═══ Input rows ═══

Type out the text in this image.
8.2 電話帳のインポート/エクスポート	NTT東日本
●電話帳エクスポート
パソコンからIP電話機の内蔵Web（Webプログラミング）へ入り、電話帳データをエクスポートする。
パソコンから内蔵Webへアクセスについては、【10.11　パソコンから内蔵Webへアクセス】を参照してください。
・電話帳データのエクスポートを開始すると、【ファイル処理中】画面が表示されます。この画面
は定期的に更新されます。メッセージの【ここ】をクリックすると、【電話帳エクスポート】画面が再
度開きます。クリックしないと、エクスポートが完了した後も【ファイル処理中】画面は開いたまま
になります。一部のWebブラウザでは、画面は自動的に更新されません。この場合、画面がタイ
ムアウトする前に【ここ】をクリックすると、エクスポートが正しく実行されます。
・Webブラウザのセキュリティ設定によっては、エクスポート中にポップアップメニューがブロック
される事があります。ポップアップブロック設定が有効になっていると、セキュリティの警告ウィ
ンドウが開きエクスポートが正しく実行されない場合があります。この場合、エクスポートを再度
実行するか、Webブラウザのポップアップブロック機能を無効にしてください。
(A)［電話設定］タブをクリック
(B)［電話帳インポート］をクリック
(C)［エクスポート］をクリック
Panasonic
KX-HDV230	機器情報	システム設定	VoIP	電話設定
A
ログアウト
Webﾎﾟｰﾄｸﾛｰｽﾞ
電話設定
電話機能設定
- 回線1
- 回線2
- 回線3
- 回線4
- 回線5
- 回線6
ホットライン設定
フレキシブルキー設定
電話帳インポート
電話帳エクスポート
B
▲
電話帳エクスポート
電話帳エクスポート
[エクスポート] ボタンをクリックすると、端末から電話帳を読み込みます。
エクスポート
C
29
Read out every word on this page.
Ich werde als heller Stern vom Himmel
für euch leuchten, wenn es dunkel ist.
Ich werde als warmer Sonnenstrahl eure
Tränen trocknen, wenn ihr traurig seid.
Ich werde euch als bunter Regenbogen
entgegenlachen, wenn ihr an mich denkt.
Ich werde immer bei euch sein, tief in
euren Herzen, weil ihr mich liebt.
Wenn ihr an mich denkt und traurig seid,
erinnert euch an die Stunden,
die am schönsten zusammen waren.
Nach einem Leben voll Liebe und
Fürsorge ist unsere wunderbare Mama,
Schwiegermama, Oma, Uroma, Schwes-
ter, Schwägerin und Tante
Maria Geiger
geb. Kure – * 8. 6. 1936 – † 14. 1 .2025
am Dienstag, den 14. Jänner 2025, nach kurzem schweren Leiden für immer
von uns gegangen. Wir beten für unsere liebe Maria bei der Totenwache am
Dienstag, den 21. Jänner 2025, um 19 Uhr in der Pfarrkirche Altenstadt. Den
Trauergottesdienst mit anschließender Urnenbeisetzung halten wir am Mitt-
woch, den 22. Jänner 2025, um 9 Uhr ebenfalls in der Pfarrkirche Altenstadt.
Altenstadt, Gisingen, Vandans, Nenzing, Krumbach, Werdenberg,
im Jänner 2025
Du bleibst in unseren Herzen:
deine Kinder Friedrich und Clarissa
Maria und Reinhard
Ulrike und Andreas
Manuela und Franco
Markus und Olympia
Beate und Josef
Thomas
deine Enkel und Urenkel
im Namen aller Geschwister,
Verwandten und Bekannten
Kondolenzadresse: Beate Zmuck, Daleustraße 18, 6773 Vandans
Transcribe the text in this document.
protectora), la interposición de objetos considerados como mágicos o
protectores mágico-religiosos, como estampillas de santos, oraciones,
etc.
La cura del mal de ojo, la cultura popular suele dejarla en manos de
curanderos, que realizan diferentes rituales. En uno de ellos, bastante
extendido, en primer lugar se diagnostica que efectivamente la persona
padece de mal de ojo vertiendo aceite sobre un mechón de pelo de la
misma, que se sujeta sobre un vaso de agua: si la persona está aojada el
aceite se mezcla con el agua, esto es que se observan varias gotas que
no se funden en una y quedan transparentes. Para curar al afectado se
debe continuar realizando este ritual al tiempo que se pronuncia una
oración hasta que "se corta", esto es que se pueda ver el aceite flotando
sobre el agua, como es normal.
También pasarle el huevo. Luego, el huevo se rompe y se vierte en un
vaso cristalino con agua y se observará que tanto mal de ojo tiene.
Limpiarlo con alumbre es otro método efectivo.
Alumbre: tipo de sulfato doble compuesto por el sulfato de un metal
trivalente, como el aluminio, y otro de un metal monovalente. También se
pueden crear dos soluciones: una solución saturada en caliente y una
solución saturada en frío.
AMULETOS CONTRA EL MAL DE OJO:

═══

Print the whole listing exactly as it is.

Type out the text in this image.
8.2 電話帳のインポート/エクスポート	NTT東日本
●電話帳エクスポート
パソコンからIP電話機の内蔵Web（Webプログラミング）へ入り、電話帳データをエクスポートする。
パソコンから内蔵Webへアクセスについては、【10.11　パソコンから内蔵Webへアクセス】を参照してください。
・電話帳データのエクスポートを開始すると、【ファイル処理中】画面が表示されます。この画面
は定期的に更新されます。メッセージの【ここ】をクリックすると、【電話帳エクスポート】画面が再
度開きます。クリックしないと、エクスポートが完了した後も【ファイル処理中】画面は開いたまま
になります。一部のWebブラウザでは、画面は自動的に更新されません。この場合、画面がタイ
ムアウトする前に【ここ】をクリックすると、エクスポートが正しく実行されます。
・Webブラウザのセキュリティ設定によっては、エクスポート中にポップアップメニューがブロック
される事があります。ポップアップブロック設定が有効になっていると、セキュリティの警告ウィ
ンドウが開きエクスポートが正しく実行されない場合があります。この場合、エクスポートを再度
実行するか、Webブラウザのポップアップブロック機能を無効にしてください。
(A)［電話設定］タブをクリック
(B)［電話帳インポート］をクリック
(C)［エクスポート］をクリック
Panasonic
KX-HDV230	機器情報	システム設定	VoIP	電話設定
A
ログアウト
Webﾎﾟｰﾄｸﾛｰｽﾞ
電話設定
電話機能設定
- 回線1
- 回線2
- 回線3
- 回線4
- 回線5
- 回線6
ホットライン設定
フレキシブルキー設定
電話帳インポート
電話帳エクスポート
B
▲
電話帳エクスポート
電話帳エクスポート
[エクスポート] ボタンをクリックすると、端末から電話帳を読み込みます。
エクスポート
C
29
Read out every word on this page.
Ich werde als heller Stern vom Himmel
für euch leuchten, wenn es dunkel ist.
Ich werde als warmer Sonnenstrahl eure
Tränen trocknen, wenn ihr traurig seid.
Ich werde euch als bunter Regenbogen
entgegenlachen, wenn ihr an mich denkt.
Ich werde immer bei euch sein, tief in
euren Herzen, weil ihr mich liebt.
Wenn ihr an mich denkt und traurig seid,
erinnert euch an die Stunden,
die am schönsten zusammen waren.
Nach einem Leben voll Liebe und
Fürsorge ist unsere wunderbare Mama,
Schwiegermama, Oma, Uroma, Schwes-
ter, Schwägerin und Tante
Maria Geiger
geb. Kure – * 8. 6. 1936 – † 14. 1 .2025
am Dienstag, den 14. Jänner 2025, nach kurzem schweren Leiden für immer
von uns gegangen. Wir beten für unsere liebe Maria bei der Totenwache am
Dienstag, den 21. Jänner 2025, um 19 Uhr in der Pfarrkirche Altenstadt. Den
Trauergottesdienst mit anschließender Urnenbeisetzung halten wir am Mitt-
woch, den 22. Jänner 2025, um 9 Uhr ebenfalls in der Pfarrkirche Altenstadt.
Altenstadt, Gisingen, Vandans, Nenzing, Krumbach, Werdenberg,
im Jänner 2025
Du bleibst in unseren Herzen:
deine Kinder Friedrich und Clarissa
Maria und Reinhard
Ulrike und Andreas
Manuela und Franco
Markus und Olympia
Beate und Josef
Thomas
deine Enkel und Urenkel
im Namen aller Geschwister,
Verwandten und Bekannten
Kondolenzadresse: Beate Zmuck, Daleustraße 18, 6773 Vandans
Transcribe the text in this document.
protectora), la interposición de objetos considerados como mágicos o
protectores mágico-religiosos, como estampillas de santos, oraciones,
etc.
La cura del mal de ojo, la cultura popular suele dejarla en manos de
curanderos, que realizan diferentes rituales. En uno de ellos, bastante
extendido, en primer lugar se diagnostica que efectivamente la persona
padece de mal de ojo vertiendo aceite sobre un mechón de pelo de la
misma, que se sujeta sobre un vaso de agua: si la persona está aojada el
aceite se mezcla con el agua, esto es que se observan varias gotas que
no se funden en una y quedan transparentes. Para curar al afectado se
debe continuar realizando este ritual al tiempo que se pronuncia una
oración hasta que "se corta", esto es que se pueda ver el aceite flotando
sobre el agua, como es normal.
También pasarle el huevo. Luego, el huevo se rompe y se vierte en un
vaso cristalino con agua y se observará que tanto mal de ojo tiene.
Limpiarlo con alumbre es otro método efectivo.
Alumbre: tipo de sulfato doble compuesto por el sulfato de un metal
trivalente, como el aluminio, y otro de un metal monovalente. También se
pueden crear dos soluciones: una solución saturada en caliente y una
solución saturada en frío.
AMULETOS CONTRA EL MAL DE OJO:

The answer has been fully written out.